Records for this task.
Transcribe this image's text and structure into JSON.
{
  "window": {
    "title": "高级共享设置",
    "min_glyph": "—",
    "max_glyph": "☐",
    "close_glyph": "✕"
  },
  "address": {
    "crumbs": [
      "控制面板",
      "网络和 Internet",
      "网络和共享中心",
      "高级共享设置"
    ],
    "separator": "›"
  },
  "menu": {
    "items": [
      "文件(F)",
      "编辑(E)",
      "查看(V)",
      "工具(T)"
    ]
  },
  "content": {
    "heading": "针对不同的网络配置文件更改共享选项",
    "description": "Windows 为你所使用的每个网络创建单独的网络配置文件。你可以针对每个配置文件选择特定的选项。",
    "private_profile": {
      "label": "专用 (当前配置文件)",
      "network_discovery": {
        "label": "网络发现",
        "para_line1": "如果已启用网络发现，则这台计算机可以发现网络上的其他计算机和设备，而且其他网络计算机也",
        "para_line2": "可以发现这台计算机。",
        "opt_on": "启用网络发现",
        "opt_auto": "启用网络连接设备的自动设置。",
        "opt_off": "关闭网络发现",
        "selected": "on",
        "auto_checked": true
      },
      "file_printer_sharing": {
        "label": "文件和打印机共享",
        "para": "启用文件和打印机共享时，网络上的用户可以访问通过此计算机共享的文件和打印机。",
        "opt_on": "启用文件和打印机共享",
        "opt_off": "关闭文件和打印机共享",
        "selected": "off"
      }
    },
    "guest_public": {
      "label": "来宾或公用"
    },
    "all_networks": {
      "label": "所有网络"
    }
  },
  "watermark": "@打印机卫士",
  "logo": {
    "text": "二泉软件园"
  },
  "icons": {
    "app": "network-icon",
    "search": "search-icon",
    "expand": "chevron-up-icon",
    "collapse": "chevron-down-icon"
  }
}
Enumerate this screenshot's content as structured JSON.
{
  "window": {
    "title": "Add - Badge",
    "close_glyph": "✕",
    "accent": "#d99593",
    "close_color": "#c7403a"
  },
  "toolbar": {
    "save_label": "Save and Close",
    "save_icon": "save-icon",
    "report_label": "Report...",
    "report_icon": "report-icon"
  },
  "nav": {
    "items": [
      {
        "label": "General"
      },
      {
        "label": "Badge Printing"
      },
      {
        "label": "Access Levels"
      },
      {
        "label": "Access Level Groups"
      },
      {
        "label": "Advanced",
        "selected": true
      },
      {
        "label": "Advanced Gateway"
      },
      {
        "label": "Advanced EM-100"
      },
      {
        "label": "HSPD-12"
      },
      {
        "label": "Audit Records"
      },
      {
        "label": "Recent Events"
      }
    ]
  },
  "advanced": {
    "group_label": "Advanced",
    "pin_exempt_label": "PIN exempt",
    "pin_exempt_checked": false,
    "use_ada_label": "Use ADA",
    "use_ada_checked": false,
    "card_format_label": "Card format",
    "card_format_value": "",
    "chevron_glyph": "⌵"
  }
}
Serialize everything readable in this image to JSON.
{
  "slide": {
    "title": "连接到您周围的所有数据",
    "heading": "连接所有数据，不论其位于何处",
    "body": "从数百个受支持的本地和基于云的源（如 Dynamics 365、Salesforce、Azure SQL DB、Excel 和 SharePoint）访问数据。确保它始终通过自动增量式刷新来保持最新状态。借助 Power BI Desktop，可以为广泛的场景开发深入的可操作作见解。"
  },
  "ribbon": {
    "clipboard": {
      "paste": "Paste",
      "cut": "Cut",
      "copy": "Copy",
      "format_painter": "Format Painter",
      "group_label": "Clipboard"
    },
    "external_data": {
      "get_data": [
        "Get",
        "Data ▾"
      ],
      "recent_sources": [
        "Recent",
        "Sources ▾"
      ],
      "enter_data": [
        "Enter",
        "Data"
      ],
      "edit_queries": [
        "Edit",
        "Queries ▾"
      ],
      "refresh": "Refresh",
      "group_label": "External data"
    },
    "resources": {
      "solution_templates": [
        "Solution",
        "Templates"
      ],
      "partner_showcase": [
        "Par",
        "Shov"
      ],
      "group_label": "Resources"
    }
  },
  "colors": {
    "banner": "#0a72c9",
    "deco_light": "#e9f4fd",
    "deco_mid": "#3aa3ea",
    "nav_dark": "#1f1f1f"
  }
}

Task description. Retype the whole listing above exactly.

Full response.
Transcribe this image's text and structure into JSON.
{
  "window": {
    "title": "高级共享设置",
    "min_glyph": "—",
    "max_glyph": "☐",
    "close_glyph": "✕"
  },
  "address": {
    "crumbs": [
      "控制面板",
      "网络和 Internet",
      "网络和共享中心",
      "高级共享设置"
    ],
    "separator": "›"
  },
  "menu": {
    "items": [
      "文件(F)",
      "编辑(E)",
      "查看(V)",
      "工具(T)"
    ]
  },
  "content": {
    "heading": "针对不同的网络配置文件更改共享选项",
    "description": "Windows 为你所使用的每个网络创建单独的网络配置文件。你可以针对每个配置文件选择特定的选项。",
    "private_profile": {
      "label": "专用 (当前配置文件)",
      "network_discovery": {
        "label": "网络发现",
        "para_line1": "如果已启用网络发现，则这台计算机可以发现网络上的其他计算机和设备，而且其他网络计算机也",
        "para_line2": "可以发现这台计算机。",
        "opt_on": "启用网络发现",
        "opt_auto": "启用网络连接设备的自动设置。",
        "opt_off": "关闭网络发现",
        "selected": "on",
        "auto_checked": true
      },
      "file_printer_sharing": {
        "label": "文件和打印机共享",
        "para": "启用文件和打印机共享时，网络上的用户可以访问通过此计算机共享的文件和打印机。",
        "opt_on": "启用文件和打印机共享",
        "opt_off": "关闭文件和打印机共享",
        "selected": "off"
      }
    },
    "guest_public": {
      "label": "来宾或公用"
    },
    "all_networks": {
      "label": "所有网络"
    }
  },
  "watermark": "@打印机卫士",
  "logo": {
    "text": "二泉软件园"
  },
  "icons": {
    "app": "network-icon",
    "search": "search-icon",
    "expand": "chevron-up-icon",
    "collapse": "chevron-down-icon"
  }
}
Enumerate this screenshot's content as structured JSON.
{
  "window": {
    "title": "Add - Badge",
    "close_glyph": "✕",
    "accent": "#d99593",
    "close_color": "#c7403a"
  },
  "toolbar": {
    "save_label": "Save and Close",
    "save_icon": "save-icon",
    "report_label": "Report...",
    "report_icon": "report-icon"
  },
  "nav": {
    "items": [
      {
        "label": "General"
      },
      {
        "label": "Badge Printing"
      },
      {
        "label": "Access Levels"
      },
      {
        "label": "Access Level Groups"
      },
      {
        "label": "Advanced",
        "selected": true
      },
      {
        "label": "Advanced Gateway"
      },
      {
        "label": "Advanced EM-100"
      },
      {
        "label": "HSPD-12"
      },
      {
        "label": "Audit Records"
      },
      {
        "label": "Recent Events"
      }
    ]
  },
  "advanced": {
    "group_label": "Advanced",
    "pin_exempt_label": "PIN exempt",
    "pin_exempt_checked": false,
    "use_ada_label": "Use ADA",
    "use_ada_checked": false,
    "card_format_label": "Card format",
    "card_format_value": "",
    "chevron_glyph": "⌵"
  }
}
Serialize everything readable in this image to JSON.
{
  "slide": {
    "title": "连接到您周围的所有数据",
    "heading": "连接所有数据，不论其位于何处",
    "body": "从数百个受支持的本地和基于云的源（如 Dynamics 365、Salesforce、Azure SQL DB、Excel 和 SharePoint）访问数据。确保它始终通过自动增量式刷新来保持最新状态。借助 Power BI Desktop，可以为广泛的场景开发深入的可操作作见解。"
  },
  "ribbon": {
    "clipboard": {
      "paste": "Paste",
      "cut": "Cut",
      "copy": "Copy",
      "format_painter": "Format Painter",
      "group_label": "Clipboard"
    },
    "external_data": {
      "get_data": [
        "Get",
        "Data ▾"
      ],
      "recent_sources": [
        "Recent",
        "Sources ▾"
      ],
      "enter_data": [
        "Enter",
        "Data"
      ],
      "edit_queries": [
        "Edit",
        "Queries ▾"
      ],
      "refresh": "Refresh",
      "group_label": "External data"
    },
    "resources": {
      "solution_templates": [
        "Solution",
        "Templates"
      ],
      "partner_showcase": [
        "Par",
        "Shov"
      ],
      "group_label": "Resources"
    }
  },
  "colors": {
    "banner": "#0a72c9",
    "deco_light": "#e9f4fd",
    "deco_mid": "#3aa3ea",
    "nav_dark": "#1f1f1f"
  }
}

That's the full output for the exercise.